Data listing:
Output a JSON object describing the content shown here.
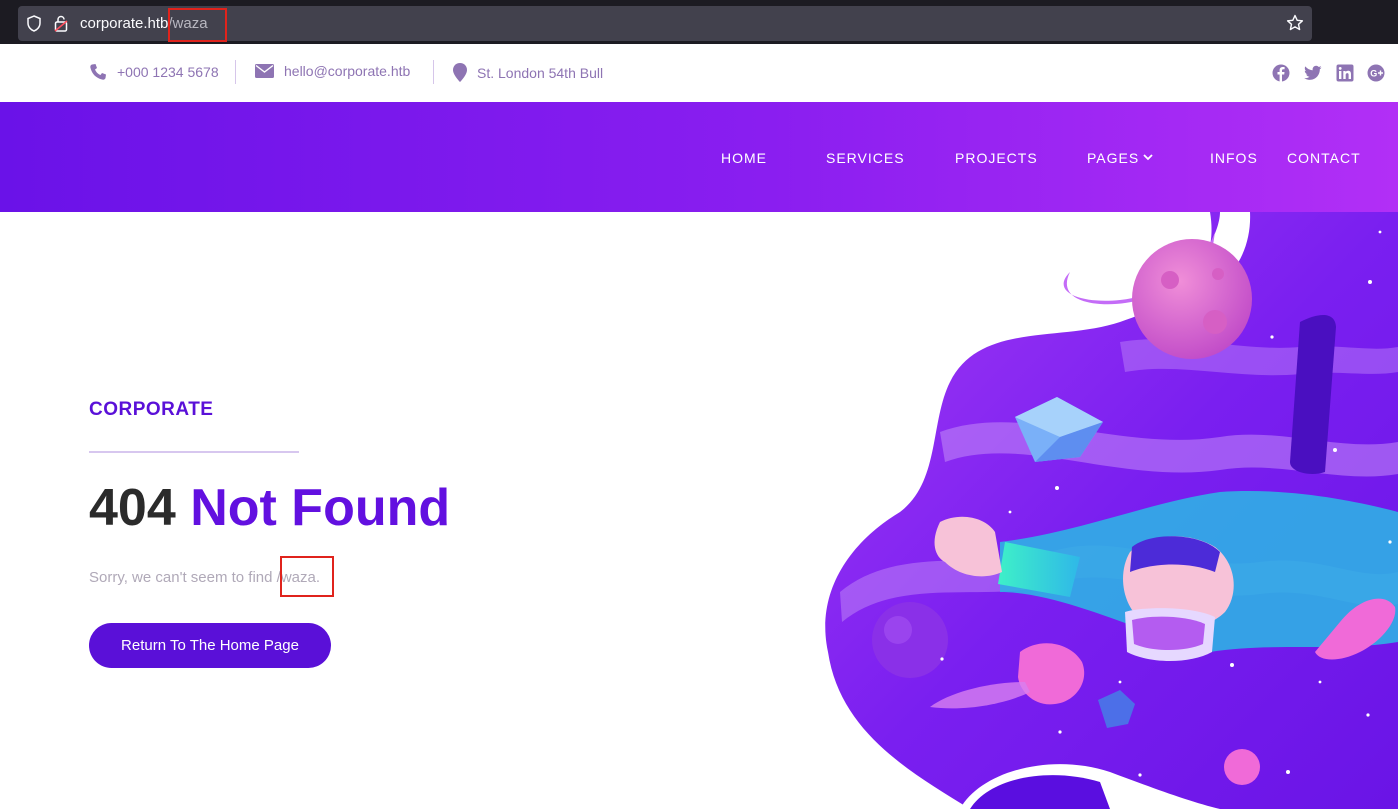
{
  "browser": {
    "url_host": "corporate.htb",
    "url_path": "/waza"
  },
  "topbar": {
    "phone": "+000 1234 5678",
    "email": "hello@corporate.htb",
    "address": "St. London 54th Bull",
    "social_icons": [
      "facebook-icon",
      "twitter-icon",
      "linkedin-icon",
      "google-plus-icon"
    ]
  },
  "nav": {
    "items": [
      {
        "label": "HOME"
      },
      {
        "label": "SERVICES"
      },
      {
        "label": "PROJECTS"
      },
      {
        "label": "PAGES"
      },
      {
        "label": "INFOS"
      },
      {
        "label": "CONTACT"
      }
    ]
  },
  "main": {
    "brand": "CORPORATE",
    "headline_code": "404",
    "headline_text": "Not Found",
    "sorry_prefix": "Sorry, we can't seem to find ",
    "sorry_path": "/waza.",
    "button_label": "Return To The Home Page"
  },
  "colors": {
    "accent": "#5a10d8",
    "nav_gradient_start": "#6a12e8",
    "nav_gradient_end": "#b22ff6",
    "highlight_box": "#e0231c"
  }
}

§ **STATED TASK**: Restate every record exactly, please; do not copy the pictures.

§ **RESULT BELOW**:
Output a JSON object describing the content shown here.
{
  "browser": {
    "url_host": "corporate.htb",
    "url_path": "/waza"
  },
  "topbar": {
    "phone": "+000 1234 5678",
    "email": "hello@corporate.htb",
    "address": "St. London 54th Bull",
    "social_icons": [
      "facebook-icon",
      "twitter-icon",
      "linkedin-icon",
      "google-plus-icon"
    ]
  },
  "nav": {
    "items": [
      {
        "label": "HOME"
      },
      {
        "label": "SERVICES"
      },
      {
        "label": "PROJECTS"
      },
      {
        "label": "PAGES"
      },
      {
        "label": "INFOS"
      },
      {
        "label": "CONTACT"
      }
    ]
  },
  "main": {
    "brand": "CORPORATE",
    "headline_code": "404",
    "headline_text": "Not Found",
    "sorry_prefix": "Sorry, we can't seem to find ",
    "sorry_path": "/waza.",
    "button_label": "Return To The Home Page"
  },
  "colors": {
    "accent": "#5a10d8",
    "nav_gradient_start": "#6a12e8",
    "nav_gradient_end": "#b22ff6",
    "highlight_box": "#e0231c"
  }
}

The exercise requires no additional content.